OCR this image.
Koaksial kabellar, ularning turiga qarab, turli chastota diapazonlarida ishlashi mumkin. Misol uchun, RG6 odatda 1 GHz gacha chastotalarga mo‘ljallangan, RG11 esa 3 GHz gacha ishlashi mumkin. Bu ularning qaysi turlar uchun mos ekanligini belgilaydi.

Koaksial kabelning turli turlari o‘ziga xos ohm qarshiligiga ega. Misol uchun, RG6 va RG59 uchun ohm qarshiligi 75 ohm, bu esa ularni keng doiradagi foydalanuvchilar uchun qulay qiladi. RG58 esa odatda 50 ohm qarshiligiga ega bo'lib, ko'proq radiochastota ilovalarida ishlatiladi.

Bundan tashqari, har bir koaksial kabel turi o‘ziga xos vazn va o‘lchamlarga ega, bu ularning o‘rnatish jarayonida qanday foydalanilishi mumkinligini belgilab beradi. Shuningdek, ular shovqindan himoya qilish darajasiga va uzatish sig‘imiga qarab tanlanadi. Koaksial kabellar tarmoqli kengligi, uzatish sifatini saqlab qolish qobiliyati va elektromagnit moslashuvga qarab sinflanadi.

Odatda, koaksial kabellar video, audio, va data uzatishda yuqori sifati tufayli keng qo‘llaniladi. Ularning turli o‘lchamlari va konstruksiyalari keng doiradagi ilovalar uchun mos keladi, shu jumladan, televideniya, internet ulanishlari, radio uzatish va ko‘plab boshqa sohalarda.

◆ ◆ ◆ ◆ ◆

PROBLEM DETAILS. Show every line of the records above that contains the word "Misol".

RESPONSE BELOW.
Koaksial kabellar, ularning turiga qarab, turli chastota diapazonlarida ishlashi mumkin. Misol uchun, RG6 odatda 1 GHz gacha chastotalarga mo‘ljallangan, RG11 esa 3 GHz gacha ishlashi mumkin. Bu ularning qaysi turlar uchun mos ekanligini belgilaydi.
Koaksial kabelning turli turlari o‘ziga xos ohm qarshiligiga ega. Misol uchun, RG6 va RG59 uchun ohm qarshiligi 75 ohm, bu esa ularni keng doiradagi foydalanuvchilar uchun qulay qiladi. RG58 esa odatda 50 ohm qarshiligiga ega bo'lib, ko'proq radiochastota ilovalarida ishlatiladi.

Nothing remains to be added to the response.